== SUPPLIED RECORDS
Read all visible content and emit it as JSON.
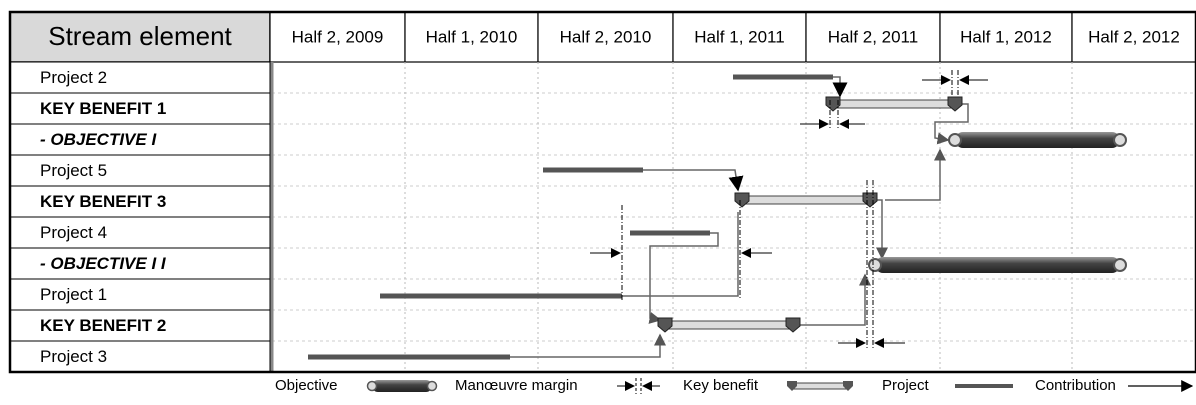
{
  "header": {
    "title": "Stream element",
    "periods": [
      "Half 2, 2009",
      "Half 1, 2010",
      "Half 2, 2010",
      "Half 1, 2011",
      "Half 2, 2011",
      "Half 1, 2012",
      "Half 2, 2012"
    ]
  },
  "rows": [
    "Project 2",
    "KEY BENEFIT 1",
    "- OBJECTIVE  I",
    "Project 5",
    "KEY BENEFIT 3",
    "Project 4",
    "- OBJECTIVE  I I",
    "Project 1",
    "KEY BENEFIT 2",
    "Project 3"
  ],
  "legend": {
    "objective": "Objective",
    "margin": "Manœuvre margin",
    "key_benefit": "Key benefit",
    "project": "Project",
    "contribution": "Contribution"
  }
}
====
■ **THE REQUEST**
Without the pictures, copy the material exactly as given.

■ **RESULT BELOW**
Read all visible content and emit it as JSON.
{
  "header": {
    "title": "Stream element",
    "periods": [
      "Half 2, 2009",
      "Half 1, 2010",
      "Half 2, 2010",
      "Half 1, 2011",
      "Half 2, 2011",
      "Half 1, 2012",
      "Half 2, 2012"
    ]
  },
  "rows": [
    "Project 2",
    "KEY BENEFIT 1",
    "- OBJECTIVE  I",
    "Project 5",
    "KEY BENEFIT 3",
    "Project 4",
    "- OBJECTIVE  I I",
    "Project 1",
    "KEY BENEFIT 2",
    "Project 3"
  ],
  "legend": {
    "objective": "Objective",
    "margin": "Manœuvre margin",
    "key_benefit": "Key benefit",
    "project": "Project",
    "contribution": "Contribution"
  }
}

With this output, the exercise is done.